→ **Provided records**
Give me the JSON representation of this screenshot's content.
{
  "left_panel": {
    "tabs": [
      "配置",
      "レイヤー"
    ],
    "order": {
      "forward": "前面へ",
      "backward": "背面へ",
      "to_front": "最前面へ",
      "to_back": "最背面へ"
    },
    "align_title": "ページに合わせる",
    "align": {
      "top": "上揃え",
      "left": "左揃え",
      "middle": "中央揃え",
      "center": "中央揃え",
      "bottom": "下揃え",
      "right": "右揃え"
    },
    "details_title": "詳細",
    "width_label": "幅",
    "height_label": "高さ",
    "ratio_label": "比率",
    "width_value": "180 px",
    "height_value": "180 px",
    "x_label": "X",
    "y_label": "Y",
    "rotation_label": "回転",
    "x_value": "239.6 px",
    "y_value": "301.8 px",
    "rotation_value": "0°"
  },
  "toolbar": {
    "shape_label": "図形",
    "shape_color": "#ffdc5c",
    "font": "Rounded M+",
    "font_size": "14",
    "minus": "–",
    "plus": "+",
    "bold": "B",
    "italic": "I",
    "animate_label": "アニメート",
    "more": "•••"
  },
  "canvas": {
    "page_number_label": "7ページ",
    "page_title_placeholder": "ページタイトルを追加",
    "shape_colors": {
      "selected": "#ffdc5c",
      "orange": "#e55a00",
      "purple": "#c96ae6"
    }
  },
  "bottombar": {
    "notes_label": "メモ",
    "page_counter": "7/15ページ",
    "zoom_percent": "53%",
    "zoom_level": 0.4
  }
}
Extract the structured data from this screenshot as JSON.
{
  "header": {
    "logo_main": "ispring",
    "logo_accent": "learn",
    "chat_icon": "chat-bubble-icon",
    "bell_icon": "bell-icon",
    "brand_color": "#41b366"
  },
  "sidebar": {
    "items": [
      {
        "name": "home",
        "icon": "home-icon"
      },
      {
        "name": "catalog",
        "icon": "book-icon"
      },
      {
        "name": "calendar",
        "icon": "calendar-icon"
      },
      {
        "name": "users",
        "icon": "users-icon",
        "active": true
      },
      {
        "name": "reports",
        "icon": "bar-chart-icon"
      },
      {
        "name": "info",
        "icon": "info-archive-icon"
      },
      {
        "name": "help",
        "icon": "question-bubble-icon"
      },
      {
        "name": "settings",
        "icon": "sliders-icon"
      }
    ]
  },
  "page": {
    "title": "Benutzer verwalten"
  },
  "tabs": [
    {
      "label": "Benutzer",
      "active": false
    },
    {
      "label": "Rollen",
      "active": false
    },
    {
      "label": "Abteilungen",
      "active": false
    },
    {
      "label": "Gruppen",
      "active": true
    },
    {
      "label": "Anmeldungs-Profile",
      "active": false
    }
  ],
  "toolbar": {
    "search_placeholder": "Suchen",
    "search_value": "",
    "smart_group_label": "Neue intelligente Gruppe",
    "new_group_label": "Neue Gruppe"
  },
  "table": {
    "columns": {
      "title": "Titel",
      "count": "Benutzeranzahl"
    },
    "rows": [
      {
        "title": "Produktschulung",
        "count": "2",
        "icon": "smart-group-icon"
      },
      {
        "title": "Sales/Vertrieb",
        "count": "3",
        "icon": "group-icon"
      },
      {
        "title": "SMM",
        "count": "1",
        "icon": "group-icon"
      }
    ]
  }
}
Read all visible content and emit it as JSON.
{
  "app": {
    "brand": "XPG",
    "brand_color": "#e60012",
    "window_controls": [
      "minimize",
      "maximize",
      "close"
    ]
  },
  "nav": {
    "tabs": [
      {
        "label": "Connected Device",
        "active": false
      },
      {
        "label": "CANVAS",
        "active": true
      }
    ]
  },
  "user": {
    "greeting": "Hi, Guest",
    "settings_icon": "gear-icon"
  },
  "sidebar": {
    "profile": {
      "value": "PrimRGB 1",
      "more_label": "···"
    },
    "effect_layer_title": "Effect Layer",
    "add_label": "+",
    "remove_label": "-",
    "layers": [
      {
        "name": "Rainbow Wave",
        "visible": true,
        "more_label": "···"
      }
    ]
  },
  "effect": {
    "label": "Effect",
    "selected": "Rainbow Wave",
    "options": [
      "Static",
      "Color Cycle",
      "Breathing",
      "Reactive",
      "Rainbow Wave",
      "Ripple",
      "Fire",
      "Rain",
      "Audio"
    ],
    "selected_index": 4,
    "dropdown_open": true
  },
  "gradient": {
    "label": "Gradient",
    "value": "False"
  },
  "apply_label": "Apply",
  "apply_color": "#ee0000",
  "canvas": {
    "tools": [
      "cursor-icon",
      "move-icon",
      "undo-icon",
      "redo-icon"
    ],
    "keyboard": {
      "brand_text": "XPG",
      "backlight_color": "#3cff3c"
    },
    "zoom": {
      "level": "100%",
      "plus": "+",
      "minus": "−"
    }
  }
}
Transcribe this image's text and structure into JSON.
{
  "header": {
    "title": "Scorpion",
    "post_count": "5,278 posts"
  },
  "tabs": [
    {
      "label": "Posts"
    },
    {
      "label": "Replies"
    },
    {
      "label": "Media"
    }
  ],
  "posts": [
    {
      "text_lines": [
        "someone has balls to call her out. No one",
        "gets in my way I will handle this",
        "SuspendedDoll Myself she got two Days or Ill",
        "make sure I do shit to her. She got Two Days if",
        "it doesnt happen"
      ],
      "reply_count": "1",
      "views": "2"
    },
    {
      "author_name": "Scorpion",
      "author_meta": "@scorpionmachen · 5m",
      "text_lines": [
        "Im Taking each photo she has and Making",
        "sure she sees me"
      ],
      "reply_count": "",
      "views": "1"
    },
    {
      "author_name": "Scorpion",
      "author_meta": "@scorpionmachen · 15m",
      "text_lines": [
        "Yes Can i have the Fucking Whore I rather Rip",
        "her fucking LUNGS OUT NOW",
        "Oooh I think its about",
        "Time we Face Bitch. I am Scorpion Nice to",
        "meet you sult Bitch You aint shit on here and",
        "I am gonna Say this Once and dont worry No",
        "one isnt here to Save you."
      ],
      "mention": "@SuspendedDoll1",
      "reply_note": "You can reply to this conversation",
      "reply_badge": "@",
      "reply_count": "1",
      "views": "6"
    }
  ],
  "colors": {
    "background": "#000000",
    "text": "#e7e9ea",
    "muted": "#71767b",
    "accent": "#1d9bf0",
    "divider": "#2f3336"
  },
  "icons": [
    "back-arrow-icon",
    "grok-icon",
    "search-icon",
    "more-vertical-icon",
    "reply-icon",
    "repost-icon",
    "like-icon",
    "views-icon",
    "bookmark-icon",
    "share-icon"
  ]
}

→ **Exercise prompt**
What is the number of lines that hold the string "Bitch"? Reply with that number alone.

→ **Exercise response**
2